> **INPUT FOR THIS TASK**
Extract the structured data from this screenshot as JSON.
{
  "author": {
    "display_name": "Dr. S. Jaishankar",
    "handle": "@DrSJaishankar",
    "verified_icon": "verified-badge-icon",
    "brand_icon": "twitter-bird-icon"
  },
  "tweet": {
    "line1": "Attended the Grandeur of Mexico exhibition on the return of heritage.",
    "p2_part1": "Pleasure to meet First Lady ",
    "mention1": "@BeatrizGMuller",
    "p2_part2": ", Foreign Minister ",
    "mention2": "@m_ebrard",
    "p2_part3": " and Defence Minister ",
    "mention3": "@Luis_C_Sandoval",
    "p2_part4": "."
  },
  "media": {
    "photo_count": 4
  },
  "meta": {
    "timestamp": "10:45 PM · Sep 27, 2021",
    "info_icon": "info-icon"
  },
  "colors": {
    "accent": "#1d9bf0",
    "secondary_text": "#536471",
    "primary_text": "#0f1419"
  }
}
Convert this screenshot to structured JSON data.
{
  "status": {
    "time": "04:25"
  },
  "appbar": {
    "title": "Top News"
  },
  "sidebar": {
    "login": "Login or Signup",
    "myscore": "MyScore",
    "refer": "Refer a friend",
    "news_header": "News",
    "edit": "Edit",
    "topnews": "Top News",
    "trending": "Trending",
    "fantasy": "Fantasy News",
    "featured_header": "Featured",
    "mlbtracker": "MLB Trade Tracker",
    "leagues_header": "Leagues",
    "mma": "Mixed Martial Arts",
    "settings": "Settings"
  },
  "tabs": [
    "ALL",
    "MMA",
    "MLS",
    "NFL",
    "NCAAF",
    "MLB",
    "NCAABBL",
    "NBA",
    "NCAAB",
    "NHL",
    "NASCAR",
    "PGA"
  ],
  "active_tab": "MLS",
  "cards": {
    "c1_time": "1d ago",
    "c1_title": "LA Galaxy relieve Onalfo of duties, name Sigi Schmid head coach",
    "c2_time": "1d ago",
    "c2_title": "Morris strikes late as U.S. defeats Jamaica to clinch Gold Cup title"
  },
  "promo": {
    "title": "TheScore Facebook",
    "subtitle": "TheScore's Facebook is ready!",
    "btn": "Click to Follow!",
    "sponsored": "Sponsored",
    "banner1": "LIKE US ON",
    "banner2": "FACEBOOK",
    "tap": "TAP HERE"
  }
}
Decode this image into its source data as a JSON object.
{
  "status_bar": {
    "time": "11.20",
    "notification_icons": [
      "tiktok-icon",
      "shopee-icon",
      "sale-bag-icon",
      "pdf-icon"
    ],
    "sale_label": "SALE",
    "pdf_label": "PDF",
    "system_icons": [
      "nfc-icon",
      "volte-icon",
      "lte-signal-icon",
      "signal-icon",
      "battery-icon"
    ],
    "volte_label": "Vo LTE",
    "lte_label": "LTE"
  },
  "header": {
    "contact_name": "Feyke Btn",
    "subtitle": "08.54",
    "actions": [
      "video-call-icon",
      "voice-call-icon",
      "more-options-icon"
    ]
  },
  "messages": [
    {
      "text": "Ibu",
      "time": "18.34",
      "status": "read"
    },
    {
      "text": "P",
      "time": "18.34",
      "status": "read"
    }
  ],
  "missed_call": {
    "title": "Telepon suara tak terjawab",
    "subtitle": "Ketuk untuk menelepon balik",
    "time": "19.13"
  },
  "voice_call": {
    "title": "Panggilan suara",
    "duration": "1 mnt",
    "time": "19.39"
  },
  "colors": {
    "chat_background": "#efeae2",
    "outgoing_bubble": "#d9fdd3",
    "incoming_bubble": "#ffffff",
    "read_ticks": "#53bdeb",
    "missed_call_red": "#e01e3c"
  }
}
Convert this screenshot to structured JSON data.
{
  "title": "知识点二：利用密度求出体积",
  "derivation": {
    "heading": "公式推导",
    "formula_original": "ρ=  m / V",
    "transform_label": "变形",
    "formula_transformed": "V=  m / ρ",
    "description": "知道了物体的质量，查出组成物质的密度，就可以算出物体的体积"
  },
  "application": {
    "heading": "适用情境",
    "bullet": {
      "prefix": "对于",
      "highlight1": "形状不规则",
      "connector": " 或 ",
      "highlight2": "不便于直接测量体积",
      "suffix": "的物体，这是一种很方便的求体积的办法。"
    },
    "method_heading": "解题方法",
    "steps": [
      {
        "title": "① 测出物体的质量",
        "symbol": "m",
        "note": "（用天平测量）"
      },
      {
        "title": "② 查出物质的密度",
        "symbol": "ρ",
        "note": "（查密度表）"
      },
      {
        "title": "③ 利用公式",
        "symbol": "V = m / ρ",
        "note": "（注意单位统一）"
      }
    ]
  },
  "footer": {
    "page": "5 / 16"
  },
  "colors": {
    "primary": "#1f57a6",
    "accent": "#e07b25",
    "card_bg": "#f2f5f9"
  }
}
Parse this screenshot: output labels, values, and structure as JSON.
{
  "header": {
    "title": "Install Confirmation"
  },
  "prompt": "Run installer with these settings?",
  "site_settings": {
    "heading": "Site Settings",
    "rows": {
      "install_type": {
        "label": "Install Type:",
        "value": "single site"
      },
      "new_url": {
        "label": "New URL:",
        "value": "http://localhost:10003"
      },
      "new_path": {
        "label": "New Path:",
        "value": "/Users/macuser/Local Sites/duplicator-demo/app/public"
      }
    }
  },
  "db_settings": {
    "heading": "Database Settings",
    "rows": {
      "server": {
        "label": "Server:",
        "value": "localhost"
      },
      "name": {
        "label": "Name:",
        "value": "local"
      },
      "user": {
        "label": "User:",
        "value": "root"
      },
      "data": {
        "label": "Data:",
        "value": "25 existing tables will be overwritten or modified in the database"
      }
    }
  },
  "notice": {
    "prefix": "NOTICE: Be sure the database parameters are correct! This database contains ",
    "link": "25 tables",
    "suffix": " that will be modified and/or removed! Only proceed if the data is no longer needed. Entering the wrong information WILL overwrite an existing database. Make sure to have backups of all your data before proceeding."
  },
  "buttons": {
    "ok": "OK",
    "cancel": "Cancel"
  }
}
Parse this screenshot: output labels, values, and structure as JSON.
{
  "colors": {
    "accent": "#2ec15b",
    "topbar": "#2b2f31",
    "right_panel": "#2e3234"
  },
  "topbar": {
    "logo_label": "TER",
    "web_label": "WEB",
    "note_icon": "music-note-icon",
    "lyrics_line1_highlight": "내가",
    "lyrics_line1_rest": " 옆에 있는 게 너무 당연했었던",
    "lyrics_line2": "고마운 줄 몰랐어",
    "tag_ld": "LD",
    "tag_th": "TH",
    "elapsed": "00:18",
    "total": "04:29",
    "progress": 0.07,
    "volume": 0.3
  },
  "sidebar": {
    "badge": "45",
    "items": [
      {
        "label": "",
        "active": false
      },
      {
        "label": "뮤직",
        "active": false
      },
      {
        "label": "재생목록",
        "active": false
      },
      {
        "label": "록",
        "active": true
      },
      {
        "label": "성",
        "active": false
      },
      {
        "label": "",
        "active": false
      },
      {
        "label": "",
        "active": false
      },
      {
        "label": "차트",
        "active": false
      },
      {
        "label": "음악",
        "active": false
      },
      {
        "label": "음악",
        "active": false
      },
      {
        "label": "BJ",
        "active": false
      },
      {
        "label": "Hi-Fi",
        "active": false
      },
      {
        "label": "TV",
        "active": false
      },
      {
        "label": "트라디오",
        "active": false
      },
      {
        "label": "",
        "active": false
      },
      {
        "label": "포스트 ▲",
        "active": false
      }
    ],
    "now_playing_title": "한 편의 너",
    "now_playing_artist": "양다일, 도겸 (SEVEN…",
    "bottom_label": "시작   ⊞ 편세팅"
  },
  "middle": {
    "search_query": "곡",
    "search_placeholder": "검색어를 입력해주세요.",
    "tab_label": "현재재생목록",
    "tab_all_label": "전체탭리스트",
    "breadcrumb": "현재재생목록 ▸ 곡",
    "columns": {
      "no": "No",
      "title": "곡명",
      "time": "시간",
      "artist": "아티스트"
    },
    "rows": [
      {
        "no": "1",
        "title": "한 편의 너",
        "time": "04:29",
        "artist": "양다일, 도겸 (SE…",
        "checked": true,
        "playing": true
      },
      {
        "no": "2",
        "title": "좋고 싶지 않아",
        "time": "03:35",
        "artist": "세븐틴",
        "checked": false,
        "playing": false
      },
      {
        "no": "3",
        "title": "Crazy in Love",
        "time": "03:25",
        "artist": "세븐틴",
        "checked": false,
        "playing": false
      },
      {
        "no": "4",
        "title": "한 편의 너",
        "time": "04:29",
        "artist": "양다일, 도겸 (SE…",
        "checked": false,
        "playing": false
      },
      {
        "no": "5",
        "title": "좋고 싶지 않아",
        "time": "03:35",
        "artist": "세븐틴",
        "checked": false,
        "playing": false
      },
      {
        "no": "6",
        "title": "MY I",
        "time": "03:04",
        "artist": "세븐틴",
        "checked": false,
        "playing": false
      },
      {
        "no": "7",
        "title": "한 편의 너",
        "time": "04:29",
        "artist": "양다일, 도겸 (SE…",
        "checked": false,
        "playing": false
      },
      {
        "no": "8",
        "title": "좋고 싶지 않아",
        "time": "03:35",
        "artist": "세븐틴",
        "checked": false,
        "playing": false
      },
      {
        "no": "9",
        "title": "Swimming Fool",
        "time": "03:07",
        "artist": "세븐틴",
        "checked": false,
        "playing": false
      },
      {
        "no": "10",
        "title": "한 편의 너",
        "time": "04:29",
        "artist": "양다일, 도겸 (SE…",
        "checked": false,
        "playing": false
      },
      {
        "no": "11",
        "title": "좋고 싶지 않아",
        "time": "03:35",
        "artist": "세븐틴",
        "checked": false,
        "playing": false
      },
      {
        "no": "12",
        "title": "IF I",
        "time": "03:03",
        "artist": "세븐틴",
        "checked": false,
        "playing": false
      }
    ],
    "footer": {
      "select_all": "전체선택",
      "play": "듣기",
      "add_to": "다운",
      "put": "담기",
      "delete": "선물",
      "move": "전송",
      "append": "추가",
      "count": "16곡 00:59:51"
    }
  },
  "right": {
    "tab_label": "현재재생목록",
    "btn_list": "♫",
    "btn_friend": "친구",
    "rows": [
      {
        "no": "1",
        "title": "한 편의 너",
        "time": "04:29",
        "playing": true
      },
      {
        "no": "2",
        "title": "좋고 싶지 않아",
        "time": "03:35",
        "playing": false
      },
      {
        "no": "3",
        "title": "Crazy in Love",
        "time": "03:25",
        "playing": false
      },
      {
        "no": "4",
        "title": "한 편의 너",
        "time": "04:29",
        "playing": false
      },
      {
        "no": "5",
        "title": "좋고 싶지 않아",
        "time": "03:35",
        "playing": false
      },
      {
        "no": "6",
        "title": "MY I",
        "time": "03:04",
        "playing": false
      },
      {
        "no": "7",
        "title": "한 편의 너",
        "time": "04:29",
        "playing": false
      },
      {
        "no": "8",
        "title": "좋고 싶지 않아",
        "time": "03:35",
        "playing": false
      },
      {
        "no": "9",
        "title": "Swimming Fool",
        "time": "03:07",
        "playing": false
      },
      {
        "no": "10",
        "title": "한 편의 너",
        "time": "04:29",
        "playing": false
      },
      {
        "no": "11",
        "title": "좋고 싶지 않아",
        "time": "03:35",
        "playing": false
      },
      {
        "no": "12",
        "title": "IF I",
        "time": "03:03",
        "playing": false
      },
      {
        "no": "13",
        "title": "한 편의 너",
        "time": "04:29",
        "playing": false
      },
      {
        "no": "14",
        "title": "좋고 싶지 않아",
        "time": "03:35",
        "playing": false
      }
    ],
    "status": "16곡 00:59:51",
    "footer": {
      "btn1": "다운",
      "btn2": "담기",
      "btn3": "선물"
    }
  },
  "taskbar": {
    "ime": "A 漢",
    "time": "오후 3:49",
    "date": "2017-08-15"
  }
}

> **WHAT TO DO**
Identify the lines in the entries above that contain "subtitle", then copy them out.

> **TASK RESULT**
    "subtitle": "TheScore's Facebook is ready!",
    "subtitle": "08.54",
    "subtitle": "Ketuk untuk menelepon balik",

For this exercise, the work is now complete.